Copy the passage on TNF-α and pain below from "TNF-α was also implicated in the generation" to "muscular Aδ-fibers [26].", substituting "satellite glial cells" for "Schwann cells".

● **Page extract**:
------------------------------
As well as the peripheral nociceptive system, the spinal cord is important for the generation of clinically relevant pain. During development of inflammation in the joint, nociceptive spinal cord neurons develop a state of hyperexcitability (called central sensitization) which increases the gain of the nociceptive processing [9]. In this context it is important that TNF-α is produced not only in the inflamed tissue but also in the spinal cord, namely by glial cells [11]. Although glial activation is not generally observed in inflammation [20], astroglia and microglia were activated in K/BxN serum transfer arthritis [21] and in models of experimental OA [22]. Both TNF-α in the joint and TNF-α in the spinal cord affect the nociceptive processing in the spinal cord (Figure 2). TNF-α injection into the knee joint cavity increased the responses of spinal cord neurons to mechanical joint stimulation, while intra-articular injection of etanercept attenuated inflammation-evoked spinal activity [23]. These effects can be explained by the modification of the sensory input into the spinal cord because the sensitization of peripheral nerve fibers by TNF-α (see above) will increase the afferent barrage during joint stimulation. However, the spinal application of TNF-α also increased the spinal responses to joint stimulation. Importantly, spinal application of either etanercept or an antibody to TNFR1 during the development of joint inflammation significantly attenuated the generation of inflammation-evoked spinal hyperexcitability, which is characterized by widespread pain sensitization beyond the inflamed joint. These findings indicate that the production and release of TNF-α in the spinal cord supports the generation of inflammation-evoked spinal hypersensitivity [23]. Spinal TNF-α was also implicated in the neuronal control of inflammation in the joint: intrathecal application of TNF inhibitors significantly attenuated joint inflammation [12],[13].

From the effects of TNF-α on neurons it should be expected that neutralization of TNF-α reduces pain. In fact, this was observed both in animal models (Figure 3) and in patients with RA. In murine collagen-induced arthritis (CIA) [24], complete Freund's adjuvant (CFA)-induced paw inflammation in rat [4], rat AIA [3], and mouse K/BxN arthritis [21], the neutralization of TNF rapidly reduced inflammatory hyperalgesia in the absence of any other antinociceptive drugs. Typically the antinociceptive effects of TNF neutralization were already observed on the first day of treatment even if swelling was only slightly reduced [3] and gross pathology did not show a difference between treated and untreated animals [3],[4]. Similarly, RA patients who received infliximab experienced significant pain reduction after 1 day, although at this early time point the inflammatory process was not reduced [5]. Intra-articular injection of etanercept reduced responses of joint nociceptors to rotation of the inflamed joint within 30 minutes, thus showing that TNF-α neutralization in the joint significantly contributes to the therapeutic effect [3].

TNF-α was also implicated in the generation of neuropathic pain. Damaged nerve fibers are activated by TNF-α released from cells including Schwann cells at the lesion site. TNFR1 is mainly involved in neuropathic pain (reviewed in [25]). TNF-α may also contribute to fibromyalgia because TNF-α application into the normal masseter muscle evoked a long-lasting reduction of the mechanical threshold of muscular Aδ-fibers [26].
------------------------------
● **Source data**:
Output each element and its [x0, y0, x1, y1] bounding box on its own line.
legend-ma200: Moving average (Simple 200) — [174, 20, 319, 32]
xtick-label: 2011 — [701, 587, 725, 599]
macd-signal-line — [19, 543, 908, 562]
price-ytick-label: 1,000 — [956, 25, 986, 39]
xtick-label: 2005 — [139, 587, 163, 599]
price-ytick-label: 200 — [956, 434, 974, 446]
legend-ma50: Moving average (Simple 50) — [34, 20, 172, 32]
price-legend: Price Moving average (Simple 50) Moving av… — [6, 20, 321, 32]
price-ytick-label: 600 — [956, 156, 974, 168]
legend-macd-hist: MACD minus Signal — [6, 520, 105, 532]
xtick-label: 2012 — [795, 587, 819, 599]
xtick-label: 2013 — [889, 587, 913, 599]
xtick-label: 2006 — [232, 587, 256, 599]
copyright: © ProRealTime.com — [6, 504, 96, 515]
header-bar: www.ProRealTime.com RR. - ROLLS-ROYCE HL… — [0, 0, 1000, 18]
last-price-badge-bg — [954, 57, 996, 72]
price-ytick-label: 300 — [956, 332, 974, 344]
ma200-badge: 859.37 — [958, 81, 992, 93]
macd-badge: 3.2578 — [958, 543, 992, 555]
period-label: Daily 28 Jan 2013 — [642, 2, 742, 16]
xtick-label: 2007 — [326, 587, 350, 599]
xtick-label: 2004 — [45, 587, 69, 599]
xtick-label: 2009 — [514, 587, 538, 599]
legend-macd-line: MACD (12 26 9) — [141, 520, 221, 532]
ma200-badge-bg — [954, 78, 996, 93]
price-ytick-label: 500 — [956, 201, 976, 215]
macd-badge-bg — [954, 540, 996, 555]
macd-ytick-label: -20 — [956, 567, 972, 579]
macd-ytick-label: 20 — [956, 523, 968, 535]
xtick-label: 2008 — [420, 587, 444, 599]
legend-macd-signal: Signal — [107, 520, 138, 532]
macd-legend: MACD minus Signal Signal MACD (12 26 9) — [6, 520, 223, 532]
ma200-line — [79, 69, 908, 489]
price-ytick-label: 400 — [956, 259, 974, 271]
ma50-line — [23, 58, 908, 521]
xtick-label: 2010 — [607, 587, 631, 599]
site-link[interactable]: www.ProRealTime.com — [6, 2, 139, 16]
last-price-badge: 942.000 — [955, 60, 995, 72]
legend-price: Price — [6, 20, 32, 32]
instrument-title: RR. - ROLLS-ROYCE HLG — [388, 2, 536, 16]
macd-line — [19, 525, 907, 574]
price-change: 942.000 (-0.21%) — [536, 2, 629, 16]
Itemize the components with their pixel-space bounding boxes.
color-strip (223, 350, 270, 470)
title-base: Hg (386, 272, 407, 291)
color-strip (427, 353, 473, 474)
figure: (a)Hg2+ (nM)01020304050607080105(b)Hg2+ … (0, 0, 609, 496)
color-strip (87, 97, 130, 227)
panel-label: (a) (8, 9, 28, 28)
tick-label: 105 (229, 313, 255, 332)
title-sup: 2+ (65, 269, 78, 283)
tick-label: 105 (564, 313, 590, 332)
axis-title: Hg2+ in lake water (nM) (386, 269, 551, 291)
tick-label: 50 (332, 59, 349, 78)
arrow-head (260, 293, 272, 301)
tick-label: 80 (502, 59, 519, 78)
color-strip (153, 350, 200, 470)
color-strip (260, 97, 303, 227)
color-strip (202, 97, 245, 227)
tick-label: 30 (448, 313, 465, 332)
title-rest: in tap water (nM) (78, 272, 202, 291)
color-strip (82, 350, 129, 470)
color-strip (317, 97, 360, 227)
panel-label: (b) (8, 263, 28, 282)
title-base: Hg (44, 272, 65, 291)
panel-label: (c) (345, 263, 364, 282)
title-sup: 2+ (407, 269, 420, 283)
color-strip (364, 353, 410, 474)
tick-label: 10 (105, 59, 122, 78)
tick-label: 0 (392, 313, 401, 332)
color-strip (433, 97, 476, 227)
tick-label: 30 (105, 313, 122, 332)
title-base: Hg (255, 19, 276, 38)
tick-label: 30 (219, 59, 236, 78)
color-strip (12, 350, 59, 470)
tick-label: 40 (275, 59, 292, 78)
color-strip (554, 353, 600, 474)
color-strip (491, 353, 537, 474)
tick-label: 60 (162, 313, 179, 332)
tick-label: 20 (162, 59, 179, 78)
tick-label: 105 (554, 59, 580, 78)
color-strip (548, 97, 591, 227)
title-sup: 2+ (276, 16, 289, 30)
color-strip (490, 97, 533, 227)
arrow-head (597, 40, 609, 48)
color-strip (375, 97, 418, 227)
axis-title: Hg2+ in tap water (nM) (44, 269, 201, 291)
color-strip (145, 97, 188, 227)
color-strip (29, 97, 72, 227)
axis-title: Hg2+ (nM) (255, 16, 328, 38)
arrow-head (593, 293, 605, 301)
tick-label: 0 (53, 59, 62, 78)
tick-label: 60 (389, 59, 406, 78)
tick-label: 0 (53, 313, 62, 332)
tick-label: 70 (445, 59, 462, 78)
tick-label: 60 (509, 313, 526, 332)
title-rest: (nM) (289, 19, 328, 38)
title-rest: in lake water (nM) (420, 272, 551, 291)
------------------------------
● **Answer box**:
TNF-α was also implicated in the generation of neuropathic pain. Damaged nerve fibers are activated by TNF-α released from cells including satellite glial cells at the lesion site. TNFR1 is mainly involved in neuropathic pain (reviewed in [25]). TNF-α may also contribute to fibromyalgia because TNF-α application into the normal masseter muscle evoked a long-lasting reduction of the mechanical threshold of muscular Aδ-fibers [26].